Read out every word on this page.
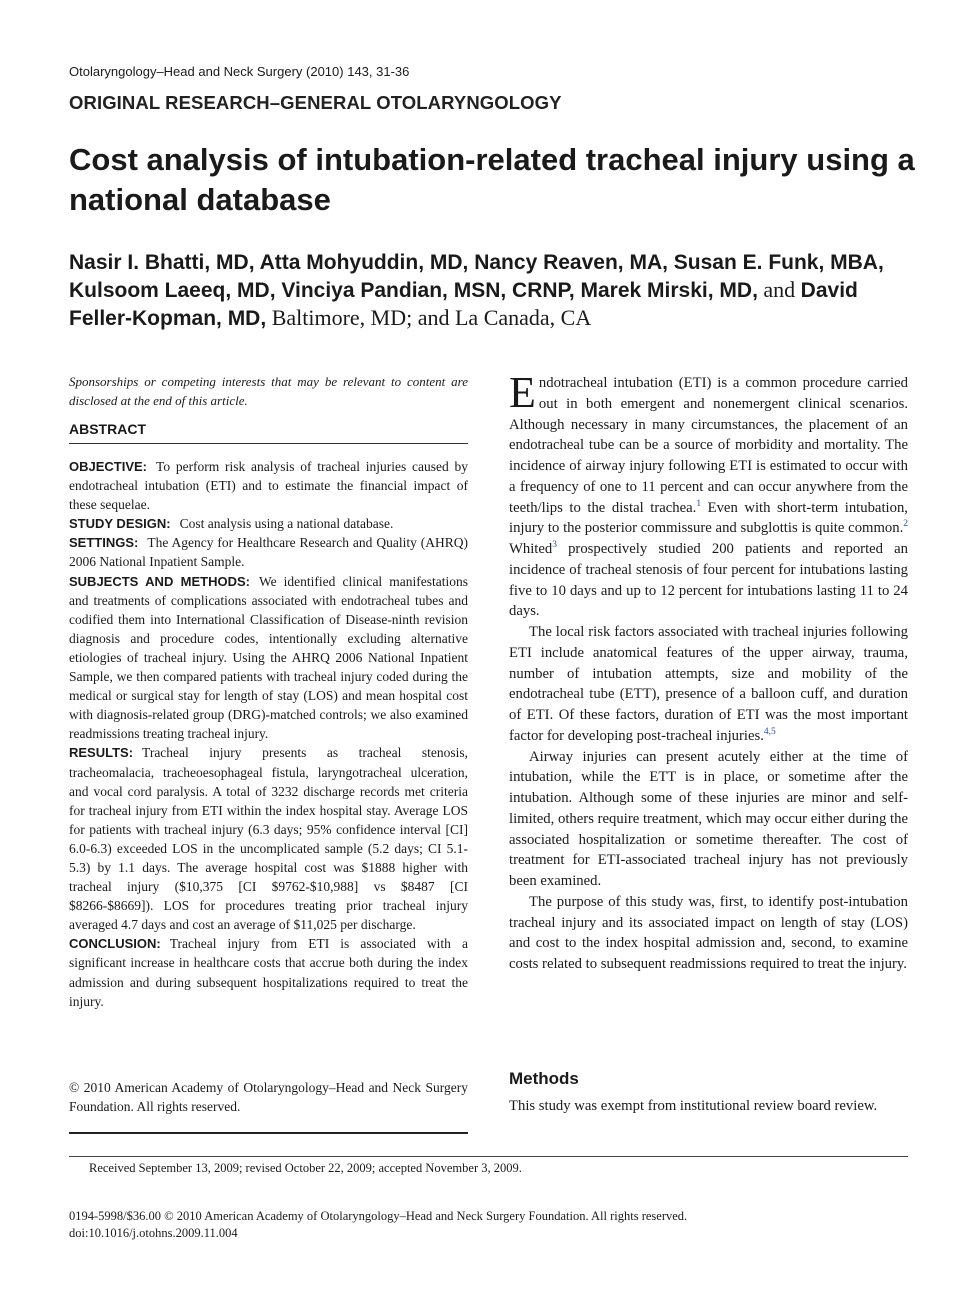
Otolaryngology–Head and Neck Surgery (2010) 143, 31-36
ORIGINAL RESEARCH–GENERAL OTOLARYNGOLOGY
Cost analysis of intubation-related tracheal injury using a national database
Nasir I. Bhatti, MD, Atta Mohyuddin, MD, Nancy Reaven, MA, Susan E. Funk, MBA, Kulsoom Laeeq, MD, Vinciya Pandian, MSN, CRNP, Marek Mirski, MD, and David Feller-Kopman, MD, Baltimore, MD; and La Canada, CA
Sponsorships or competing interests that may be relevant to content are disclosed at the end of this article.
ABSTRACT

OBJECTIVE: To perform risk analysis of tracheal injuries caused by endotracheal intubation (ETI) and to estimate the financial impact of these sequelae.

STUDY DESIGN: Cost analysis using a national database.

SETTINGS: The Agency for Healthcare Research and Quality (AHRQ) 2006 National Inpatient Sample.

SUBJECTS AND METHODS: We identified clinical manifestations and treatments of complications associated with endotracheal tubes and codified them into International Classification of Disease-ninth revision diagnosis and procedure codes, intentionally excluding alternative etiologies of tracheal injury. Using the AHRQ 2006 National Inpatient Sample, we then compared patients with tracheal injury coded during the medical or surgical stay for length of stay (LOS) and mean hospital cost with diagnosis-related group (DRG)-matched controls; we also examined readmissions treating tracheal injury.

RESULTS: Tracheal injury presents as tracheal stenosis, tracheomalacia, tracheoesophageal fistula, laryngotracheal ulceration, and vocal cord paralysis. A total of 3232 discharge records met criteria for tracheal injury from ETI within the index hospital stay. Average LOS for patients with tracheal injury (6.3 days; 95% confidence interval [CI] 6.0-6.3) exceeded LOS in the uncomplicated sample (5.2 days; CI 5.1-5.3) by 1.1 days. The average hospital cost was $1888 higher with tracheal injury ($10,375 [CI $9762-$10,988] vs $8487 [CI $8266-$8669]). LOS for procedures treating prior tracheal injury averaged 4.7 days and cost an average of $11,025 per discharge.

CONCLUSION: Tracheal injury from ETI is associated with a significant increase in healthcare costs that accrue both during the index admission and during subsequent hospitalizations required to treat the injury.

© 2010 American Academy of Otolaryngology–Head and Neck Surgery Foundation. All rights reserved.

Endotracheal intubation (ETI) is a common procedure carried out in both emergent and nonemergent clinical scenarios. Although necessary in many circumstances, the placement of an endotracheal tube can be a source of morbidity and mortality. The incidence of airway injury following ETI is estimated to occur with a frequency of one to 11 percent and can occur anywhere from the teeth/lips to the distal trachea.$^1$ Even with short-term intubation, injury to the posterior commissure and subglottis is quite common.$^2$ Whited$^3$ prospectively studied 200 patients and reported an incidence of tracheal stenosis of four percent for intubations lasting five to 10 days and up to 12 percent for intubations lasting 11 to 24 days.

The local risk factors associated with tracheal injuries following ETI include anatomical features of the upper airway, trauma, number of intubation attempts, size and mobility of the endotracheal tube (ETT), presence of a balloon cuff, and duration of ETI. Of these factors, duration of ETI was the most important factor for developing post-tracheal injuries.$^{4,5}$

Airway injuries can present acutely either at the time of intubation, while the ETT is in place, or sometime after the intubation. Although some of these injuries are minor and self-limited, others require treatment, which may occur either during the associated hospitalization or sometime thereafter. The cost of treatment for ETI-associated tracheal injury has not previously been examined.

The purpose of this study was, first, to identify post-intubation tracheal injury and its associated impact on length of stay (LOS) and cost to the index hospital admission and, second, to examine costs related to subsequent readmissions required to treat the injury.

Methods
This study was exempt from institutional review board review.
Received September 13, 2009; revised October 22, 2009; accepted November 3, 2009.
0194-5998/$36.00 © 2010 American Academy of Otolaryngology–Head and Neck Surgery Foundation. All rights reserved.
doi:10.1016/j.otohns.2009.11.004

====

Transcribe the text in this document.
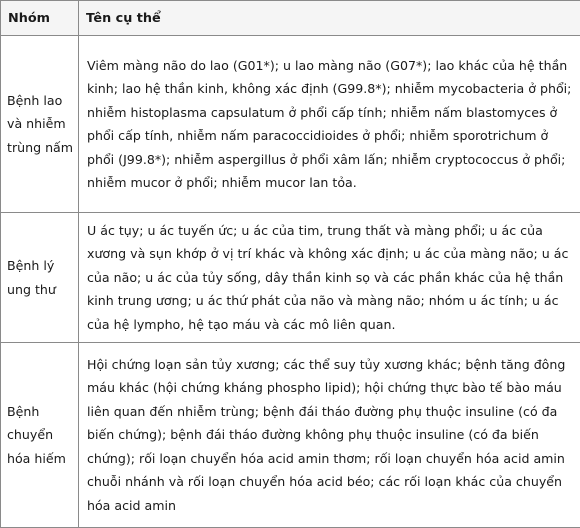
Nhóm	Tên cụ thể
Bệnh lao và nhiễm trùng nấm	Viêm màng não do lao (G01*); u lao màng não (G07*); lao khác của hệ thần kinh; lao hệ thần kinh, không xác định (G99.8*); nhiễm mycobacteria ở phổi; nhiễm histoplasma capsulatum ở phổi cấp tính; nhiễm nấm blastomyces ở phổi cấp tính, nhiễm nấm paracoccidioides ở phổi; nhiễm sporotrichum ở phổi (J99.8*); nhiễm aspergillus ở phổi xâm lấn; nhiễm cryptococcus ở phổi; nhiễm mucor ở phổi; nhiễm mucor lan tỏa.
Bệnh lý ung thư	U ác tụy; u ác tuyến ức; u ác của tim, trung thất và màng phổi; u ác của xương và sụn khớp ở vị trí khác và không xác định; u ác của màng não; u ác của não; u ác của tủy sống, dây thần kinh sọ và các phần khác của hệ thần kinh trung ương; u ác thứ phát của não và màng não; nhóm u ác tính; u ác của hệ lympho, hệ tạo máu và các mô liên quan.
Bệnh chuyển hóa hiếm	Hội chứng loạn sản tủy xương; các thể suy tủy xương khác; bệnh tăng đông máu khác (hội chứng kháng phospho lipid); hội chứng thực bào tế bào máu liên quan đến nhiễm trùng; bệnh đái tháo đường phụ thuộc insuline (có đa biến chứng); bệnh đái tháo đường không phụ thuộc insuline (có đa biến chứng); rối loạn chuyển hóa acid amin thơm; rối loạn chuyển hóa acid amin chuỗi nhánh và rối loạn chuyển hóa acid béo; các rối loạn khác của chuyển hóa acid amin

====

=== Task to carry out ===
Wherever the string "associated" appears in the records above, copy the line it sits in.

=== Result of this task ===
SUBJECTS AND METHODS: We identified clinical manifestations and treatments of complications associated with endotracheal tubes and codified them into International Classification of Disease-ninth revision diagnosis and procedure codes, intentionally excluding alternative etiologies of tracheal injury. Using the AHRQ 2006 National Inpatient Sample, we then compared patients with tracheal injury coded during the medical or surgical stay for length of stay (LOS) and mean hospital cost with diagnosis-related group (DRG)-matched controls; we also examined readmissions treating tracheal injury.
CONCLUSION: Tracheal injury from ETI is associated with a significant increase in healthcare costs that accrue both during the index admission and during subsequent hospitalizations required to treat the injury.
The local risk factors associated with tracheal injuries following ETI include anatomical features of the upper airway, trauma, number of intubation attempts, size and mobility of the endotracheal tube (ETT), presence of a balloon cuff, and duration of ETI. Of these factors, duration of ETI was the most important factor for developing post-tracheal injuries.$^{4,5}$
Airway injuries can present acutely either at the time of intubation, while the ETT is in place, or sometime after the intubation. Although some of these injuries are minor and self-limited, others require treatment, which may occur either during the associated hospitalization or sometime thereafter. The cost of treatment for ETI-associated tracheal injury has not previously been examined.
The purpose of this study was, first, to identify post-intubation tracheal injury and its associated impact on length of stay (LOS) and cost to the index hospital admission and, second, to examine costs related to subsequent readmissions required to treat the injury.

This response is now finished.